Cognitive Psychology
Chapter 11
Reasoning

Reasoning: the cognitive process of deriving new information from old information.
People who can correctly derive new information by reasoning do well on tests of general ability or intelligence and in turn do better in education and in the occupational world.

Deductive reasoning

Deductive: drawing logically necessary conclusions from given information.
Inductive: the process of inferring probable conclusions from given information.

In deductive tasks, people are required to determine what conclusions, if any, must follow when they are given statements that are assumed to be true.
Premises: statements assumed to be true from which conclusions are drawn.

Valid arguments: those in which the conclusions must be true if the permisses are true.

Deductive reasoning is of two types:

  • Propositional reasoning: reasoning about statements connected by logical relations such as ‘and’ ‘or’ ‘not’ ‘if’
  • Syllogistic reasoning: reasoning about groups/ sets using statements connected by logical relations of ‘some’, ‘none’, ‘all’, ‘some not’

Propositional reasoning

Propositional logic is a set of rules devised by logicians which enable valid arguments to be developed.

Inference rules: rules for reaching a conclusion given a particular pattern of propositions, e.g. modus pones, which states that given ‘if p then q’ and ‘not q’ we can infer ‘not p’.
Can be used to derive correct conclusions from patterns of propositions, such that different patterns trigger different inference rules.

Three examples:

  • Modus pones.
    If p then q. p → q
  • Modus tollens
    If p then q. not q → not p
  • Double negation
    Not p → not q

Two main mistakes or fallacies when arguing from conditionals:

  • Affirming the consequent:
  • Denying the antecedent

Suppression effects

It has been suggested that what are usually classes as fallacies in conditional reasoning could result from misinterpretations of the premises.
The importance of premise interpretation and how surrounding context can affect interpretations ans so influence reasoning.

Mental logic approaches

People have mental logic rules that they can apply to solving reasoning problems.
People generally have available a set of mental inference rules (or schema’s in their terminology) that permit direct inferences when the schema conditions are met.

The schema typically match some rules of logic but may not include others.
The mental rules/schemas may also include fallacious inferences, such as denying the antecedent. Thus, schemas may or may not match the formal inference rules.
Schemas can take the form of ‘premises→ conclusion’.

Ratings of problem difficulty would depend on the length of the problem in words and on the difficulty of the schemas used in solving the problem.
People reason using a limited number of schemas.

Mental models

The mental models approach: the view that people tackle logical reasoning problems by forming mental representations of possible states of the world and draw inferences from those representations.

## What this exercise asks
1. Extract the passage of the reasoning notes from "Reasoning: the cognitive" up to and including "to be true.".
2. Write what comes next in the reasoning notes, picking up after their last sentence.
You won't need the entries that follow this text.

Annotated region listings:
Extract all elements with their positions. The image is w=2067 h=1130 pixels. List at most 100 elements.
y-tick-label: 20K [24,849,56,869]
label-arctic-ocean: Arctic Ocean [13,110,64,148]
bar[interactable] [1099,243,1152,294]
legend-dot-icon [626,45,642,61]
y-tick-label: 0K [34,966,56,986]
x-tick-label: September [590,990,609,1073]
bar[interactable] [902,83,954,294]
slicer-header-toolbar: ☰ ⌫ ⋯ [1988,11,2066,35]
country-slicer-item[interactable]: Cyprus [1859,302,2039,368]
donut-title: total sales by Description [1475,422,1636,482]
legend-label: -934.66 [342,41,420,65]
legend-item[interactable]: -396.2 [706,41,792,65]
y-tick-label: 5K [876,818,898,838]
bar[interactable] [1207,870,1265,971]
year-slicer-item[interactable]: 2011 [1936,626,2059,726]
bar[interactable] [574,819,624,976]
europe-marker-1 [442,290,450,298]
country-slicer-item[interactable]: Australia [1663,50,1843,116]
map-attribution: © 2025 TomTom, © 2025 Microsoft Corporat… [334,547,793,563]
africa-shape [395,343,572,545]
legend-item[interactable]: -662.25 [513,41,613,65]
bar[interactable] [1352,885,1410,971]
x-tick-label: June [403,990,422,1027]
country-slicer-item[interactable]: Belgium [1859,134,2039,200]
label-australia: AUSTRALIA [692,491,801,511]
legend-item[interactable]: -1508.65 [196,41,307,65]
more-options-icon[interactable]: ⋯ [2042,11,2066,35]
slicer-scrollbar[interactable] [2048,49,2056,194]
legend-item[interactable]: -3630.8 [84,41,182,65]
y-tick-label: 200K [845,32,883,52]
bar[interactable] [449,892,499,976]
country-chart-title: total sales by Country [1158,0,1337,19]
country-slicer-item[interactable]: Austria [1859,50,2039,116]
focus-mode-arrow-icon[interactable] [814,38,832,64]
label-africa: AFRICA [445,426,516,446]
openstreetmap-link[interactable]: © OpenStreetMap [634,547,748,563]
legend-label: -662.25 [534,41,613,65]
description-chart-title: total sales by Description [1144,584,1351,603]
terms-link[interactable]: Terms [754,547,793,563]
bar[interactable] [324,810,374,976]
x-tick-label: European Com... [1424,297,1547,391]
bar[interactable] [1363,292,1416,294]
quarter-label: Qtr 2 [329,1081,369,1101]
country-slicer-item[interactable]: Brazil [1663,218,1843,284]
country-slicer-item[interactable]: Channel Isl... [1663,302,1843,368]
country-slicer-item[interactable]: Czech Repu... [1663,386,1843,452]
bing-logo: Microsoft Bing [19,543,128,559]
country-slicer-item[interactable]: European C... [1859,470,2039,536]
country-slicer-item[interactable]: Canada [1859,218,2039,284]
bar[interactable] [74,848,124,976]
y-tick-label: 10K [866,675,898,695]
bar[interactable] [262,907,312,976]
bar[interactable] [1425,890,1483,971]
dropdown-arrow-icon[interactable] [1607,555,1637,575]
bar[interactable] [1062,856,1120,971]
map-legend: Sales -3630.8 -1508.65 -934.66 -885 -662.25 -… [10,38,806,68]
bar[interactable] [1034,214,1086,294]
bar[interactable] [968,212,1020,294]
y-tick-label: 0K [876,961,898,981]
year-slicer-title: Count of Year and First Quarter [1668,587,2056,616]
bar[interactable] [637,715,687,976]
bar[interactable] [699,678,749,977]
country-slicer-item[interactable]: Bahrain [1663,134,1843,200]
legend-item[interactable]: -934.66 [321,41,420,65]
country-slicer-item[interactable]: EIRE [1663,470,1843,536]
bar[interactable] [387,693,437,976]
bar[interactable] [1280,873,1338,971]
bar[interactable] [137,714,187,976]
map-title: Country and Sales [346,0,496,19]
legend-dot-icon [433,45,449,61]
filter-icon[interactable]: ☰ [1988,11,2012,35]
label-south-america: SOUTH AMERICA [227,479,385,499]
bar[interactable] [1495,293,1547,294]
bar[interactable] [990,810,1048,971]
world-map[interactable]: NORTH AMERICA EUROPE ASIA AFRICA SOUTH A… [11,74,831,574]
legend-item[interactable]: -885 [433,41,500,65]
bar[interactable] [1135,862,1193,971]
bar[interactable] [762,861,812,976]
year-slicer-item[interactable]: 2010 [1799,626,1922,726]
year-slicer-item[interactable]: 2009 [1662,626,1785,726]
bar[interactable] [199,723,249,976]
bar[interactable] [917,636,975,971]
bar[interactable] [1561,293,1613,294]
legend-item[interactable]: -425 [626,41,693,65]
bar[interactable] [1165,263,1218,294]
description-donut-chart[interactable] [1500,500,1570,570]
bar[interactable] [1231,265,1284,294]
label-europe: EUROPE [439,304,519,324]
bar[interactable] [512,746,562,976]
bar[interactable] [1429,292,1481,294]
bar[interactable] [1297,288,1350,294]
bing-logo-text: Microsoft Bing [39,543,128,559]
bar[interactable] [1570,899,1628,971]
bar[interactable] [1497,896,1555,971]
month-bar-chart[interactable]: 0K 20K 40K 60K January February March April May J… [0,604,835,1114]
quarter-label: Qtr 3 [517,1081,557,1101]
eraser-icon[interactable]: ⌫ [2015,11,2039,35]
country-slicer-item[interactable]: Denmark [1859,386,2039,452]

## Answers for the exercise
1.
Reasoning: the cognitive process of deriving new information from old information.
People who can correctly derive new information by reasoning do well on tests of general ability or intelligence and in turn do better in education and in the occupational world.

Deductive reasoning

Deductive: drawing logically necessary conclusions from given information.
Inductive: the process of inferring probable conclusions from given information.

In deductive tasks, people are required to determine what conclusions, if any, must follow when they are given statements that are assumed to be true.

2.
The meaning of connectives (and, or, if, etc.) can be represented by mental representations of possible states in the world, known as mental models.

Deductive propositional reasoning then begins with the construction of one or more mental models with represent the first premise.
One source of variation lies in how completely the models are developed to take all possibilities into account.

To draw a conclusion from ‘denial the consequent’, the representation must include two models.
As an argument is build up, premises are added and the set of models is modified until a conclusion is drawn from the final set of models.

Mental models, is argued, offer economical forms of representation that appear psychologically plausible.
Models are built in accordance with the principle of truth. Thus, mental model representations tend to be incomplete from the strictly logical point of view and this incompleteness is a source of error in dealing with reasoning tasks.

The number of mental models needed per problem correlated highly with rated problem difficulty reported.

Syllogistic reasoning

To determine what conclusion, if any, follows assumptions about category membership.
Categorical syllogisms.

Basic findings from syllogistic reasoning studies

Some of the main factors associated with the difficulty of syllogisms:

  • Beneficial effects
  • Concrete material as against abstract materialism

Atmosphere effect: a tendency to draw conclusions in syllogisms that are over influences by the form of the premises rather than the logic of the argument.

The atmosphere effect

The form of the premises influences people’s expectations about the form of the conclusion.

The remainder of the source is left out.